■ **PROBLEM TO WORK ON**
Word for word, transcribe the lines below and drop the pictures.

>> Begin DATA IN THIS EXERCISE

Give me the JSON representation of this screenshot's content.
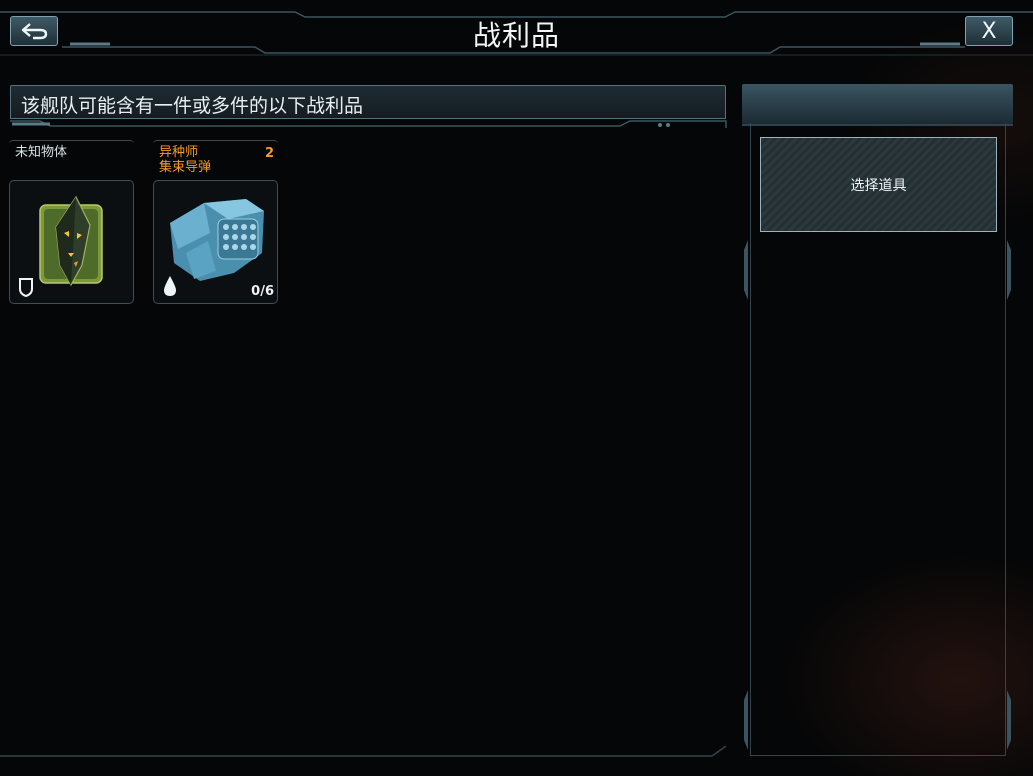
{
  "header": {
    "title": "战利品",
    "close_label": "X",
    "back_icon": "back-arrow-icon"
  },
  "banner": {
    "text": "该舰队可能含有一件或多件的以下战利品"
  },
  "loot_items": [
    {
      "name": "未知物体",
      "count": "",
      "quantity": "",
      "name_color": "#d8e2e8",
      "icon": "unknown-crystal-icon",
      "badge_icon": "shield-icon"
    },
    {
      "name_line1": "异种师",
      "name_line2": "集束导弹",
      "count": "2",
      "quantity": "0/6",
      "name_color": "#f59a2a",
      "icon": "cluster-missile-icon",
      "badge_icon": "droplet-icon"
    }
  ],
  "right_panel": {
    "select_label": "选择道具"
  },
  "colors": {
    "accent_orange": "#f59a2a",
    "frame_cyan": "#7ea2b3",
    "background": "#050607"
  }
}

>> End DATA IN THIS EXERCISE

■ **ANSWER BELOW**
Give me the JSON representation of this screenshot's content.
{
  "header": {
    "title": "战利品",
    "close_label": "X",
    "back_icon": "back-arrow-icon"
  },
  "banner": {
    "text": "该舰队可能含有一件或多件的以下战利品"
  },
  "loot_items": [
    {
      "name": "未知物体",
      "count": "",
      "quantity": "",
      "name_color": "#d8e2e8",
      "icon": "unknown-crystal-icon",
      "badge_icon": "shield-icon"
    },
    {
      "name_line1": "异种师",
      "name_line2": "集束导弹",
      "count": "2",
      "quantity": "0/6",
      "name_color": "#f59a2a",
      "icon": "cluster-missile-icon",
      "badge_icon": "droplet-icon"
    }
  ],
  "right_panel": {
    "select_label": "选择道具"
  },
  "colors": {
    "accent_orange": "#f59a2a",
    "frame_cyan": "#7ea2b3",
    "background": "#050607"
  }
}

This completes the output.